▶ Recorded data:
━━━━
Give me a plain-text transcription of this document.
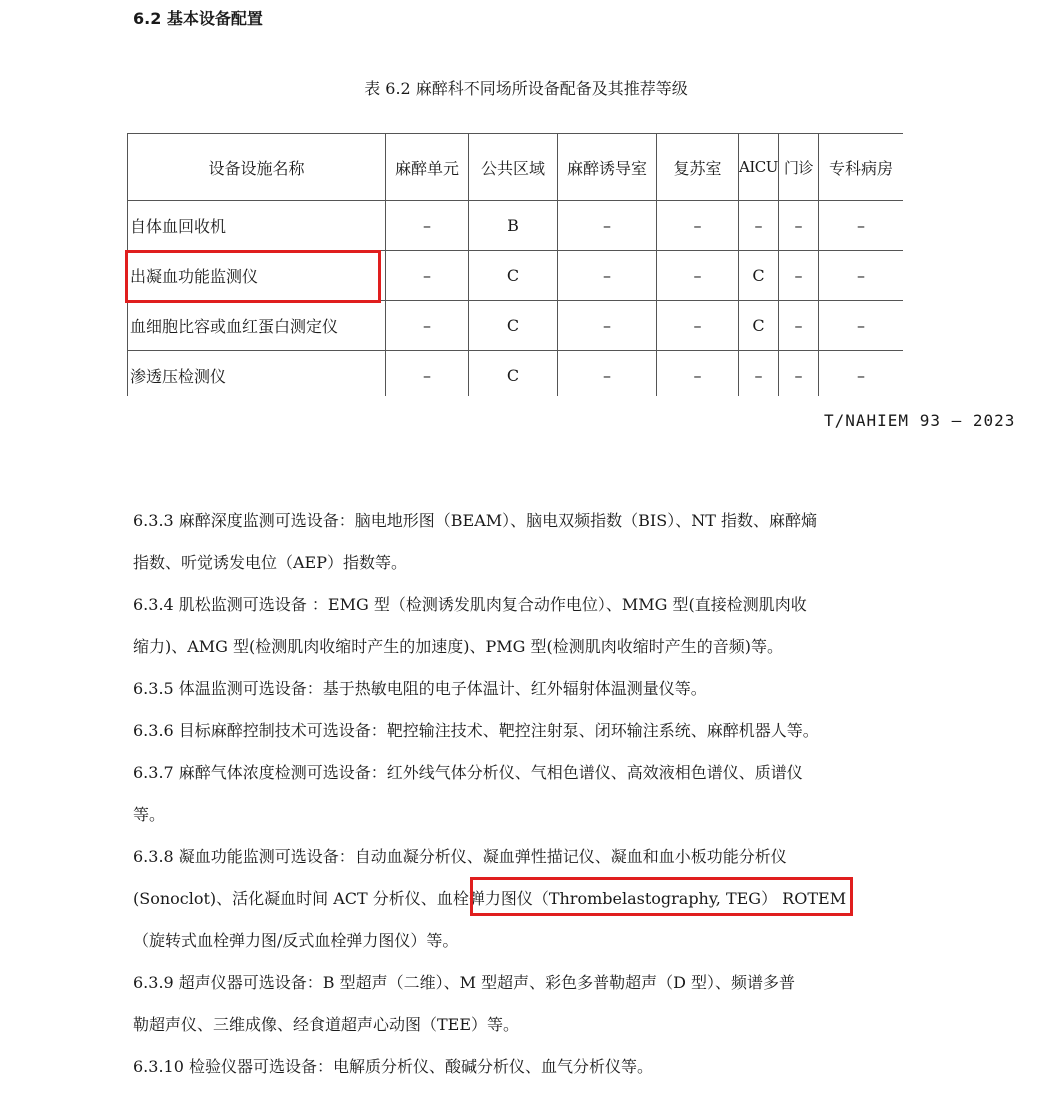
6.2 基本设备配置
表 6.2 麻醉科不同场所设备配备及其推荐等级
设备设施名称	麻醉单元	公共区域	麻醉诱导室	复苏室	AICU	门诊	专科病房
自体血回收机	–	B	–	–	–	–	–
出凝血功能监测仪	–	C	–	–	C	–	–
血细胞比容或血红蛋白测定仪	–	C	–	–	C	–	–
渗透压检测仪	–	C	–	–	–	–	–
T/NAHIEM 93 — 2023
6.3.3 麻醉深度监测可选设备：脑电地形图（BEAM）、脑电双频指数（BIS）、NT 指数、麻醉熵
指数、听觉诱发电位（AEP）指数等。
6.3.4 肌松监测可选设备 ：EMG 型（检测诱发肌肉复合动作电位）、MMG 型(直接检测肌肉收
缩力)、AMG 型(检测肌肉收缩时产生的加速度)、PMG 型(检测肌肉收缩时产生的音频)等。
6.3.5 体温监测可选设备：基于热敏电阻的电子体温计、红外辐射体温测量仪等。
6.3.6 目标麻醉控制技术可选设备：靶控输注技术、靶控注射泵、闭环输注系统、麻醉机器人等。
6.3.7 麻醉气体浓度检测可选设备：红外线气体分析仪、气相色谱仪、高效液相色谱仪、质谱仪
等。
6.3.8 凝血功能监测可选设备：自动血凝分析仪、凝血弹性描记仪、凝血和血小板功能分析仪
(Sonoclot)、活化凝血时间 ACT 分析仪、血栓弹力图仪（Thrombelastography, TEG） ROTEM
（旋转式血栓弹力图/反式血栓弹力图仪）等。
6.3.9 超声仪器可选设备：B 型超声（二维）、M 型超声、彩色多普勒超声（D 型）、频谱多普
勒超声仪、三维成像、经食道超声心动图（TEE）等。
6.3.10 检验仪器可选设备：电解质分析仪、酸碱分析仪、血气分析仪等。
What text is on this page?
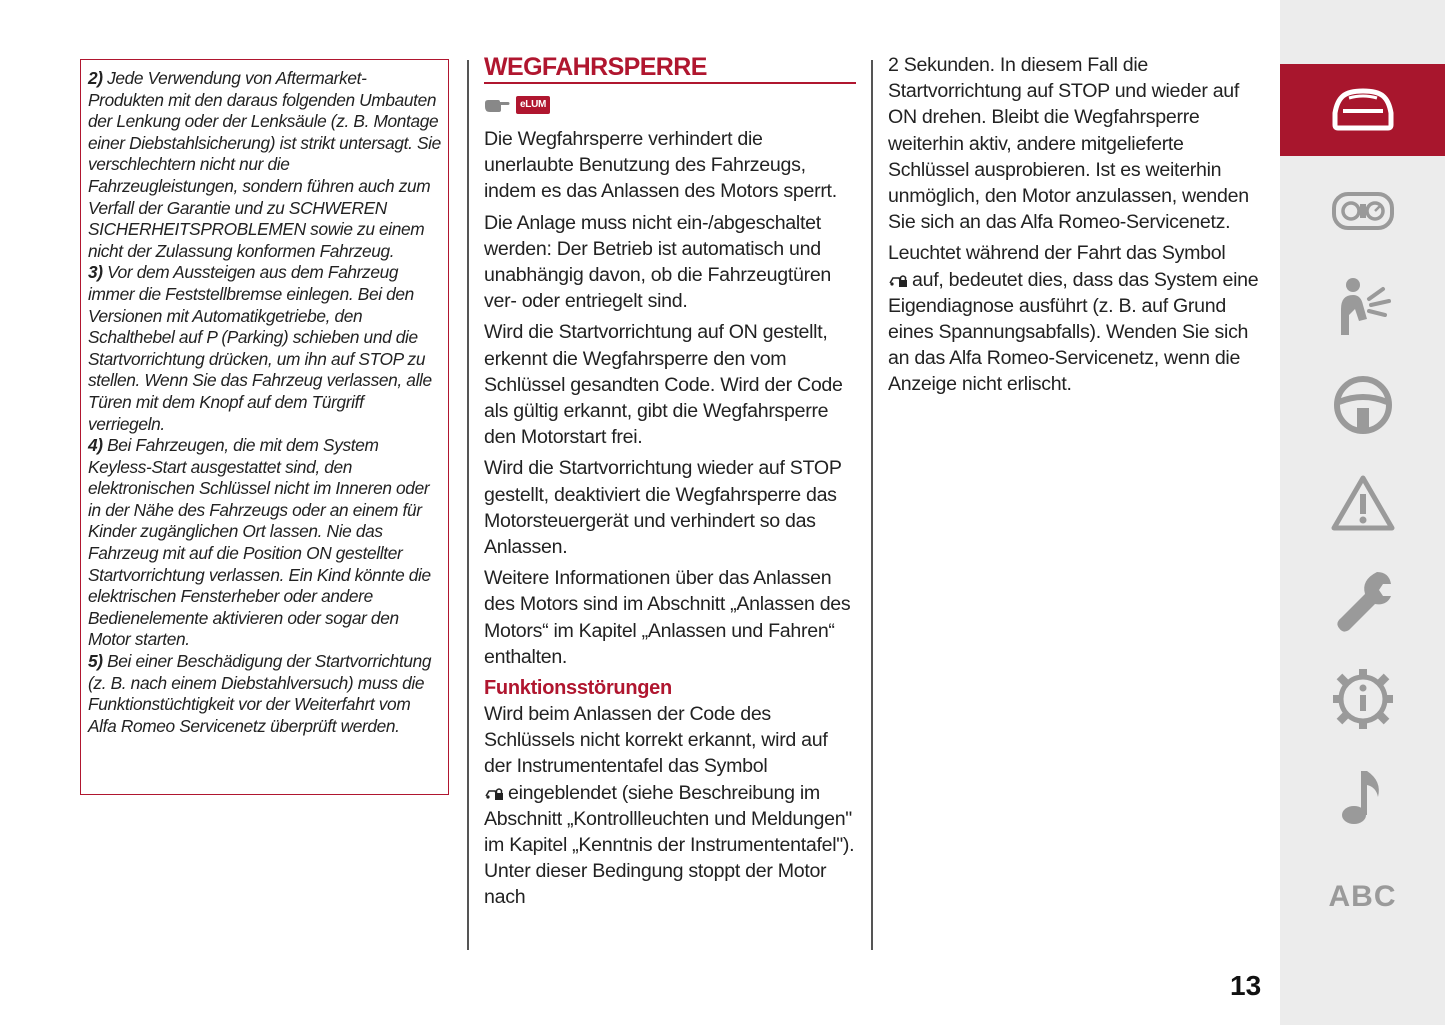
2) Jede Verwendung von Aftermarket-Produkten mit den daraus folgenden Umbauten der Lenkung oder der Lenksäule (z. B. Montage einer Diebstahlsicherung) ist strikt untersagt. Sie verschlechtern nicht nur die Fahrzeugleistungen, sondern führen auch zum Verfall der Garantie und zu SCHWEREN SICHERHEITSPROBLEMEN sowie zu einem nicht der Zulassung konformen Fahrzeug.

3) Vor dem Aussteigen aus dem Fahrzeug immer die Feststellbremse einlegen. Bei den Versionen mit Automatikgetriebe, den Schalthebel auf P (Parking) schieben und die Startvorrichtung drücken, um ihn auf STOP zu stellen. Wenn Sie das Fahrzeug verlassen, alle Türen mit dem Knopf auf dem Türgriff verriegeln.

4) Bei Fahrzeugen, die mit dem System Keyless-Start ausgestattet sind, den elektronischen Schlüssel nicht im Inneren oder in der Nähe des Fahrzeugs oder an einem für Kinder zugänglichen Ort lassen. Nie das Fahrzeug mit auf die Position ON gestellter Startvorrichtung verlassen. Ein Kind könnte die elektrischen Fensterheber oder andere Bedienelemente aktivieren oder sogar den Motor starten.

5) Bei einer Beschädigung der Startvorrichtung (z. B. nach einem Diebstahlversuch) muss die Funktionstüchtigkeit vor der Weiterfahrt vom Alfa Romeo Servicenetz überprüft werden.

WEGFAHRSPERRE
eLUM

Die Wegfahrsperre verhindert die unerlaubte Benutzung des Fahrzeugs, indem es das Anlassen des Motors sperrt.

Die Anlage muss nicht ein-/abgeschaltet werden: Der Betrieb ist automatisch und unabhängig davon, ob die Fahrzeugtüren ver- oder entriegelt sind.

Wird die Startvorrichtung auf ON gestellt, erkennt die Wegfahrsperre den vom Schlüssel gesandten Code. Wird der Code als gültig erkannt, gibt die Wegfahrsperre den Motorstart frei.

Wird die Startvorrichtung wieder auf STOP gestellt, deaktiviert die Wegfahrsperre das Motorsteuergerät und verhindert so das Anlassen.

Weitere Informationen über das Anlassen des Motors sind im Abschnitt „Anlassen des Motors“ im Kapitel „Anlassen und Fahren“ enthalten.

Funktionsstörungen

Wird beim Anlassen der Code des Schlüssels nicht korrekt erkannt, wird auf der Instrumententafel das Symbol
eingeblendet (siehe Beschreibung im Abschnitt „Kontrollleuchten und Meldungen" im Kapitel „Kenntnis der Instrumententafel"). Unter dieser Bedingung stoppt der Motor nach

2 Sekunden. In diesem Fall die Startvorrichtung auf STOP und wieder auf ON drehen. Bleibt die Wegfahrsperre weiterhin aktiv, andere mitgelieferte Schlüssel ausprobieren. Ist es weiterhin unmöglich, den Motor anzulassen, wenden Sie sich an das Alfa Romeo-Servicenetz.

Leuchtet während der Fahrt das Symbol
auf, bedeutet dies, dass das System eine Eigendiagnose ausführt (z. B. auf Grund eines Spannungsabfalls). Wenden Sie sich an das Alfa Romeo-Servicenetz, wenn die Anzeige nicht erlischt.

ABC
13
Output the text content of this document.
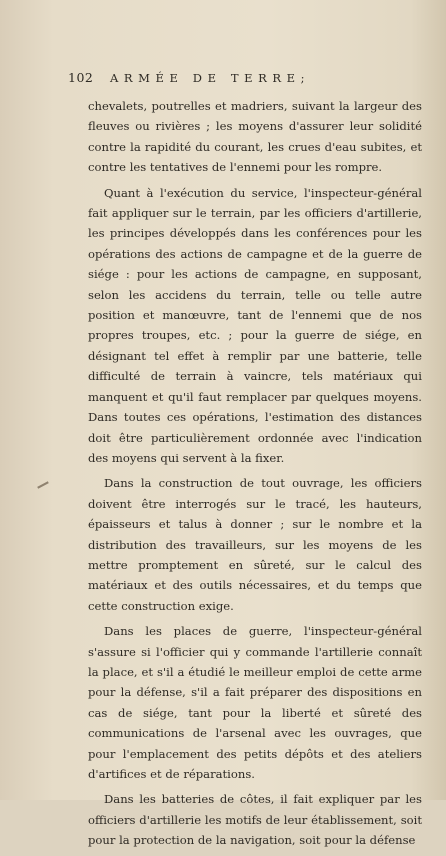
102	ARMÉE DE TERRE;

chevalets, poutrelles et madriers, suivant la largeur des fleuves ou rivières ; les moyens d'assurer leur solidité contre la rapidité du courant, les crues d'eau subites, et contre les tentatives de l'ennemi pour les rompre.

Quant à l'exécution du service, l'inspecteur-général fait appliquer sur le terrain, par les officiers d'artillerie, les principes développés dans les conférences pour les opérations des actions de campagne et de la guerre de siége : pour les actions de campagne, en supposant, selon les accidens du terrain, telle ou telle autre position et manœuvre, tant de l'ennemi que de nos propres troupes, etc. ; pour la guerre de siége, en désignant tel effet à remplir par une batterie, telle difficulté de terrain à vaincre, tels matériaux qui manquent et qu'il faut remplacer par quelques moyens. Dans toutes ces opérations, l'estimation des distances doit être particulièrement ordonnée avec l'indication des moyens qui servent à la fixer.

Dans la construction de tout ouvrage, les officiers doivent être interrogés sur le tracé, les hauteurs, épaisseurs et talus à donner ; sur le nombre et la distribution des travailleurs, sur les moyens de les mettre promptement en sûreté, sur le calcul des matériaux et des outils nécessaires, et du temps que cette construction exige.

Dans les places de guerre, l'inspecteur-général s'assure si l'officier qui y commande l'artillerie connaît la place, et s'il a étudié le meilleur emploi de cette arme pour la défense, s'il a fait préparer des dispositions en cas de siége, tant pour la liberté et sûreté des communications de l'arsenal avec les ouvrages, que pour l'emplacement des petits dépôts et des ateliers d'artifices et de réparations.

Dans les batteries de côtes, il fait expliquer par les officiers d'artillerie les motifs de leur établissement, soit pour la protection de la navigation, soit pour la défense
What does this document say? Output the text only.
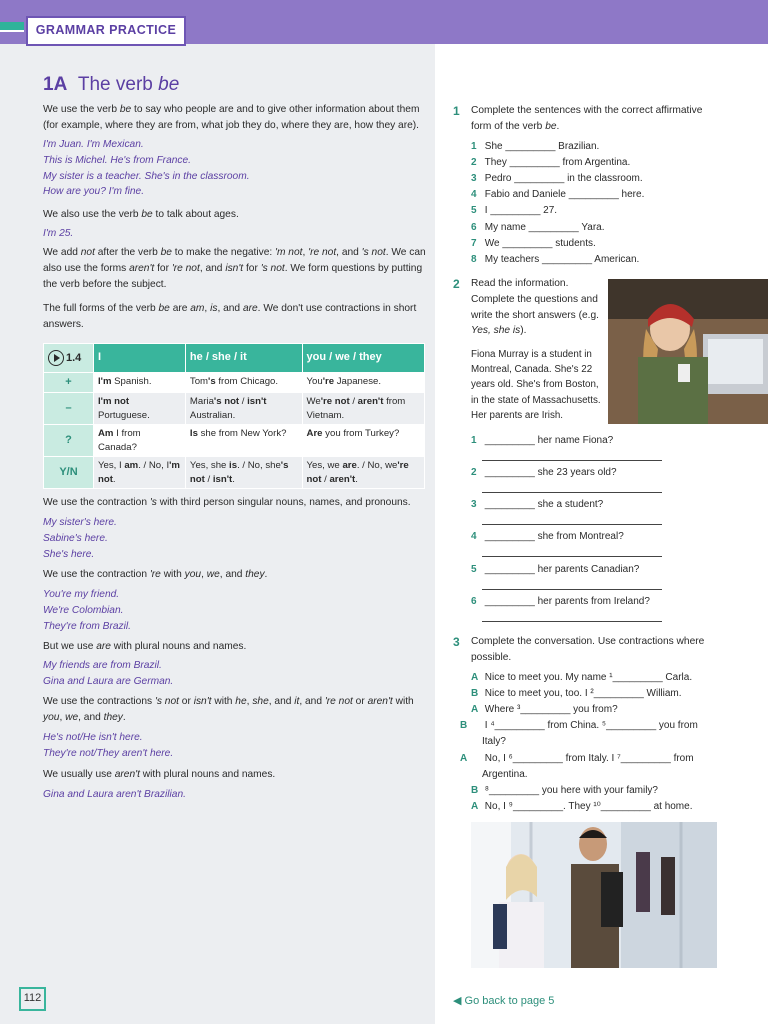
GRAMMAR PRACTICE
1A The verb be

We use the verb be to say who people are and to give other information about them (for example, where they are from, what job they do, where they are, how they are).

I'm Juan. I'm Mexican.

This is Michel. He's from France.

My sister is a teacher. She's in the classroom.

How are you? I'm fine.

We also use the verb be to talk about ages.

I'm 25.

We add not after the verb be to make the negative: 'm not, 're not, and 's not. We can also use the forms aren't for 're not, and isn't for 's not. We form questions by putting the verb before the subject.

The full forms of the verb be are am, is, and are. We don't use contractions in short answers.

1.4	I	he / she / it	you / we / they
+	I'm Spanish.	Tom's from Chicago.	You're Japanese.
–	I'm not Portuguese.	Maria's not / isn't Australian.	We're not / aren't from Vietnam.
?	Am I from Canada?	Is she from New York?	Are you from Turkey?
Y/N	Yes, I am. / No, I'm not.	Yes, she is. / No, she's not / isn't.	Yes, we are. / No, we're not / aren't.

We use the contraction 's with third person singular nouns, names, and pronouns.

My sister's here.

Sabine's here.

She's here.

We use the contraction 're with you, we, and they.

You're my friend.

We're Colombian.

They're from Brazil.

But we use are with plural nouns and names.

My friends are from Brazil.

Gina and Laura are German.

We use the contractions 's not or isn't with he, she, and it, and 're not or aren't with you, we, and they.

He's not/He isn't here.

They're not/They aren't here.

We usually use aren't with plural nouns and names.

Gina and Laura aren't Brazilian.
1 Complete the sentences with the correct affirmative form of the verb be.
1 She _________ Brazilian.
2 They _________ from Argentina.
3 Pedro _________ in the classroom.
4 Fabio and Daniele _________ here.
5 I _________ 27.
6 My name _________ Yara.
7 We _________ students.
8 My teachers _________ American.
2 Read the information. Complete the questions and write the short answers (e.g. Yes, she is).
Fiona Murray is a student in Montreal, Canada. She's 22 years old. She's from Boston, in the state of Massachusetts. Her parents are Irish.
1 _________ her name Fiona?
2 _________ she 23 years old?
3 _________ she a student?
4 _________ she from Montreal?
5 _________ her parents Canadian?
6 _________ her parents from Ireland?
3 Complete the conversation. Use contractions where possible.
A Nice to meet you. My name ¹_________ Carla.
B Nice to meet you, too. I ²_________ William.
A Where ³_________ you from?
B I ⁴_________ from China. ⁵_________ you from Italy?
A No, I ⁶_________ from Italy. I ⁷_________ from Argentina.
B ⁸_________ you here with your family?
A No, I ⁹_________. They ¹⁰_________ at home.
112	◀ Go back to page 5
━━━━
▶ What the task asks: Filter the entries down to the lines containing "short". Copy each of those lines.

▶ Output for this exercise:
The full forms of the verb be are am, is, and are. We don't use contractions in short answers.
2 Read the information. Complete the questions and write the short answers (e.g. Yes, she is).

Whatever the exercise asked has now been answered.